WHAT THE TASK REQUIRES - The records should be repeated word for word, pictures excluded.
#### PROVIDED ENTRIES
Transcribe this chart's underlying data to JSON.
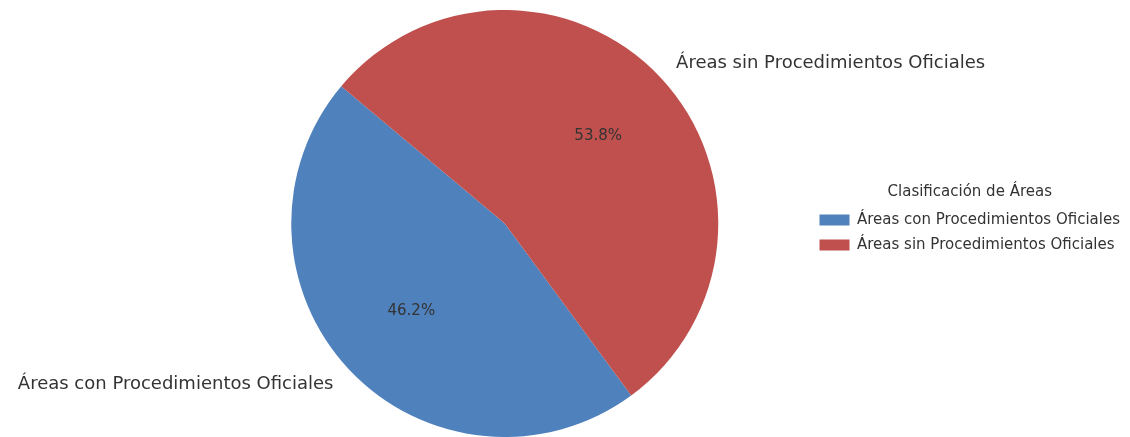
{
  "chart_data": {
    "type": "pie",
    "categories": [
      "Áreas con Procedimientos Oficiales",
      "Áreas sin Procedimientos Oficiales"
    ],
    "values": [
      46.2,
      53.8
    ],
    "colors": [
      "#4f81bd",
      "#c0504d"
    ],
    "legend_title": "Clasificación de Áreas",
    "legend": "right",
    "value_labels": [
      "46.2%",
      "53.8%"
    ]
  }
}
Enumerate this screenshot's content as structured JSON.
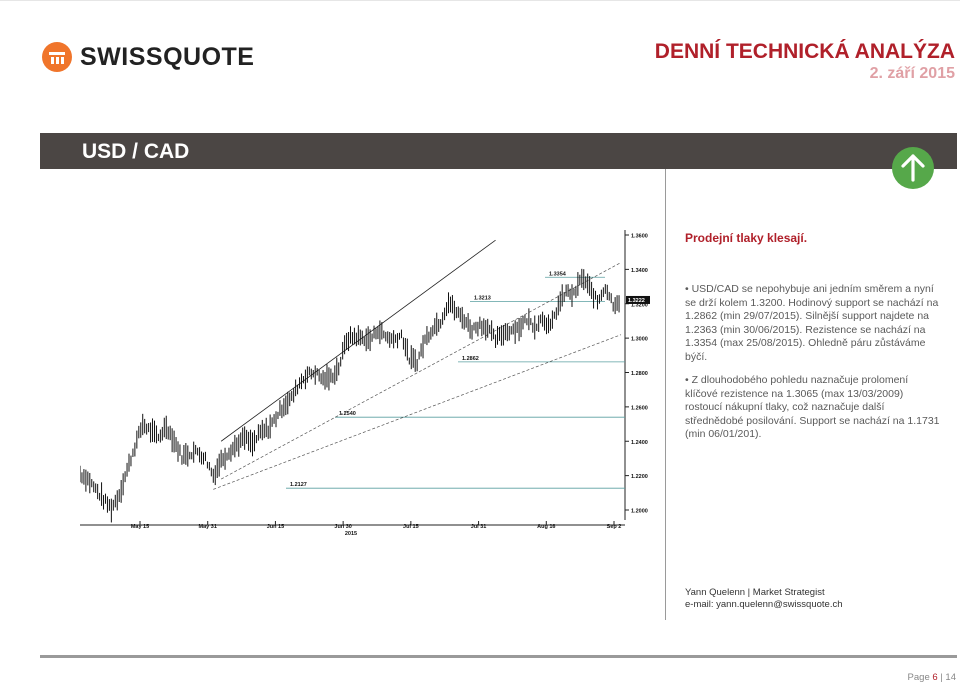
{
  "header": {
    "logo_text": "SWISSQUOTE",
    "report_title": "DENNÍ TECHNICKÁ ANALÝZA",
    "report_date": "2. září 2015"
  },
  "pair": {
    "label": "USD / CAD",
    "trend": "arrow-up-icon",
    "trend_color": "#56a84a"
  },
  "commentary": {
    "headline": "Prodejní tlaky klesají.",
    "bullets": [
      "• USD/CAD se nepohybuje ani jedním směrem a nyní se drží kolem 1.3200. Hodinový support se nachází na 1.2862 (min 29/07/2015). Silnější support najdete na 1.2363 (min 30/06/2015). Rezistence se nachází na 1.3354 (max 25/08/2015). Ohledně páru zůstáváme býčí.",
      "• Z dlouhodobého pohledu naznačuje prolomení klíčové rezistence na 1.3065 (max 13/03/2009) rostoucí nákupní tlaky, což naznačuje další střednědobé posilování. Support se nachází na 1.1731 (min 06/01/201)."
    ]
  },
  "author": {
    "name_line": "Yann Quelenn | Market Strategist",
    "email_line": "e-mail: yann.quelenn@swissquote.ch"
  },
  "footer": {
    "page_prefix": "Page",
    "page_current": "6",
    "page_sep": "|",
    "page_total": "14"
  },
  "colors": {
    "accent": "#b0202a",
    "bar": "#4b4644",
    "support_line": "#5a9fa0"
  },
  "chart_data": {
    "type": "line",
    "subtype": "ohlc",
    "ylim": [
      1.2,
      1.36
    ],
    "y_ticks": [
      "1.2000",
      "1.2200",
      "1.2400",
      "1.2600",
      "1.2800",
      "1.3000",
      "1.3200",
      "1.3400",
      "1.3600"
    ],
    "x_ticks": [
      "May 15",
      "May 31",
      "Jun 15",
      "Jun 30",
      "Jul 15",
      "Jul 31",
      "Aug 16",
      "Sep 2"
    ],
    "x_year_label": "2015",
    "last_price": "1.3222",
    "levels": [
      {
        "label": "1.3354",
        "value": 1.3354
      },
      {
        "label": "1.3213",
        "value": 1.3213
      },
      {
        "label": "1.2862",
        "value": 1.2862
      },
      {
        "label": "1.2540",
        "value": 1.254
      },
      {
        "label": "1.2127",
        "value": 1.2127
      }
    ],
    "price_path": [
      [
        0,
        1.221
      ],
      [
        4,
        1.218
      ],
      [
        8,
        1.212
      ],
      [
        12,
        1.206
      ],
      [
        16,
        1.201
      ],
      [
        20,
        1.209
      ],
      [
        24,
        1.223
      ],
      [
        28,
        1.237
      ],
      [
        32,
        1.25
      ],
      [
        36,
        1.246
      ],
      [
        40,
        1.242
      ],
      [
        44,
        1.249
      ],
      [
        48,
        1.24
      ],
      [
        52,
        1.231
      ],
      [
        56,
        1.233
      ],
      [
        60,
        1.234
      ],
      [
        64,
        1.23
      ],
      [
        68,
        1.22
      ],
      [
        72,
        1.229
      ],
      [
        76,
        1.234
      ],
      [
        80,
        1.238
      ],
      [
        84,
        1.242
      ],
      [
        88,
        1.238
      ],
      [
        92,
        1.245
      ],
      [
        96,
        1.247
      ],
      [
        100,
        1.254
      ],
      [
        104,
        1.261
      ],
      [
        108,
        1.265
      ],
      [
        112,
        1.274
      ],
      [
        116,
        1.279
      ],
      [
        120,
        1.28
      ],
      [
        124,
        1.276
      ],
      [
        128,
        1.277
      ],
      [
        132,
        1.283
      ],
      [
        136,
        1.299
      ],
      [
        140,
        1.301
      ],
      [
        144,
        1.3
      ],
      [
        148,
        1.299
      ],
      [
        152,
        1.305
      ],
      [
        156,
        1.301
      ],
      [
        160,
        1.299
      ],
      [
        164,
        1.302
      ],
      [
        168,
        1.288
      ],
      [
        172,
        1.2862
      ],
      [
        176,
        1.299
      ],
      [
        180,
        1.306
      ],
      [
        184,
        1.31
      ],
      [
        188,
        1.3213
      ],
      [
        192,
        1.315
      ],
      [
        196,
        1.311
      ],
      [
        200,
        1.305
      ],
      [
        204,
        1.308
      ],
      [
        208,
        1.306
      ],
      [
        212,
        1.299
      ],
      [
        216,
        1.303
      ],
      [
        220,
        1.305
      ],
      [
        224,
        1.306
      ],
      [
        228,
        1.311
      ],
      [
        232,
        1.307
      ],
      [
        236,
        1.312
      ],
      [
        240,
        1.306
      ],
      [
        244,
        1.319
      ],
      [
        248,
        1.327
      ],
      [
        252,
        1.325
      ],
      [
        256,
        1.3354
      ],
      [
        260,
        1.329
      ],
      [
        264,
        1.321
      ],
      [
        268,
        1.33
      ],
      [
        272,
        1.32
      ],
      [
        276,
        1.3222
      ]
    ]
  }
}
########
ANSWER FOR THIS EXERCISE -
Transcribe this chart's underlying data to JSON.
{
  "chart_data": {
    "type": "pie",
    "categories": [
      "Áreas con Procedimientos Oficiales",
      "Áreas sin Procedimientos Oficiales"
    ],
    "values": [
      46.2,
      53.8
    ],
    "colors": [
      "#4f81bd",
      "#c0504d"
    ],
    "legend_title": "Clasificación de Áreas",
    "legend": "right",
    "value_labels": [
      "46.2%",
      "53.8%"
    ]
  }
}
Enumerate this screenshot's content as structured JSON.
{
  "header": {
    "logo_text": "SWISSQUOTE",
    "report_title": "DENNÍ TECHNICKÁ ANALÝZA",
    "report_date": "2. září 2015"
  },
  "pair": {
    "label": "USD / CAD",
    "trend": "arrow-up-icon",
    "trend_color": "#56a84a"
  },
  "commentary": {
    "headline": "Prodejní tlaky klesají.",
    "bullets": [
      "• USD/CAD se nepohybuje ani jedním směrem a nyní se drží kolem 1.3200. Hodinový support se nachází na 1.2862 (min 29/07/2015). Silnější support najdete na 1.2363 (min 30/06/2015). Rezistence se nachází na 1.3354 (max 25/08/2015). Ohledně páru zůstáváme býčí.",
      "• Z dlouhodobého pohledu naznačuje prolomení klíčové rezistence na 1.3065 (max 13/03/2009) rostoucí nákupní tlaky, což naznačuje další střednědobé posilování. Support se nachází na 1.1731 (min 06/01/201)."
    ]
  },
  "author": {
    "name_line": "Yann Quelenn | Market Strategist",
    "email_line": "e-mail: yann.quelenn@swissquote.ch"
  },
  "footer": {
    "page_prefix": "Page",
    "page_current": "6",
    "page_sep": "|",
    "page_total": "14"
  },
  "colors": {
    "accent": "#b0202a",
    "bar": "#4b4644",
    "support_line": "#5a9fa0"
  },
  "chart_data": {
    "type": "line",
    "subtype": "ohlc",
    "ylim": [
      1.2,
      1.36
    ],
    "y_ticks": [
      "1.2000",
      "1.2200",
      "1.2400",
      "1.2600",
      "1.2800",
      "1.3000",
      "1.3200",
      "1.3400",
      "1.3600"
    ],
    "x_ticks": [
      "May 15",
      "May 31",
      "Jun 15",
      "Jun 30",
      "Jul 15",
      "Jul 31",
      "Aug 16",
      "Sep 2"
    ],
    "x_year_label": "2015",
    "last_price": "1.3222",
    "levels": [
      {
        "label": "1.3354",
        "value": 1.3354
      },
      {
        "label": "1.3213",
        "value": 1.3213
      },
      {
        "label": "1.2862",
        "value": 1.2862
      },
      {
        "label": "1.2540",
        "value": 1.254
      },
      {
        "label": "1.2127",
        "value": 1.2127
      }
    ],
    "price_path": [
      [
        0,
        1.221
      ],
      [
        4,
        1.218
      ],
      [
        8,
        1.212
      ],
      [
        12,
        1.206
      ],
      [
        16,
        1.201
      ],
      [
        20,
        1.209
      ],
      [
        24,
        1.223
      ],
      [
        28,
        1.237
      ],
      [
        32,
        1.25
      ],
      [
        36,
        1.246
      ],
      [
        40,
        1.242
      ],
      [
        44,
        1.249
      ],
      [
        48,
        1.24
      ],
      [
        52,
        1.231
      ],
      [
        56,
        1.233
      ],
      [
        60,
        1.234
      ],
      [
        64,
        1.23
      ],
      [
        68,
        1.22
      ],
      [
        72,
        1.229
      ],
      [
        76,
        1.234
      ],
      [
        80,
        1.238
      ],
      [
        84,
        1.242
      ],
      [
        88,
        1.238
      ],
      [
        92,
        1.245
      ],
      [
        96,
        1.247
      ],
      [
        100,
        1.254
      ],
      [
        104,
        1.261
      ],
      [
        108,
        1.265
      ],
      [
        112,
        1.274
      ],
      [
        116,
        1.279
      ],
      [
        120,
        1.28
      ],
      [
        124,
        1.276
      ],
      [
        128,
        1.277
      ],
      [
        132,
        1.283
      ],
      [
        136,
        1.299
      ],
      [
        140,
        1.301
      ],
      [
        144,
        1.3
      ],
      [
        148,
        1.299
      ],
      [
        152,
        1.305
      ],
      [
        156,
        1.301
      ],
      [
        160,
        1.299
      ],
      [
        164,
        1.302
      ],
      [
        168,
        1.288
      ],
      [
        172,
        1.2862
      ],
      [
        176,
        1.299
      ],
      [
        180,
        1.306
      ],
      [
        184,
        1.31
      ],
      [
        188,
        1.3213
      ],
      [
        192,
        1.315
      ],
      [
        196,
        1.311
      ],
      [
        200,
        1.305
      ],
      [
        204,
        1.308
      ],
      [
        208,
        1.306
      ],
      [
        212,
        1.299
      ],
      [
        216,
        1.303
      ],
      [
        220,
        1.305
      ],
      [
        224,
        1.306
      ],
      [
        228,
        1.311
      ],
      [
        232,
        1.307
      ],
      [
        236,
        1.312
      ],
      [
        240,
        1.306
      ],
      [
        244,
        1.319
      ],
      [
        248,
        1.327
      ],
      [
        252,
        1.325
      ],
      [
        256,
        1.3354
      ],
      [
        260,
        1.329
      ],
      [
        264,
        1.321
      ],
      [
        268,
        1.33
      ],
      [
        272,
        1.32
      ],
      [
        276,
        1.3222
      ]
    ]
  }
}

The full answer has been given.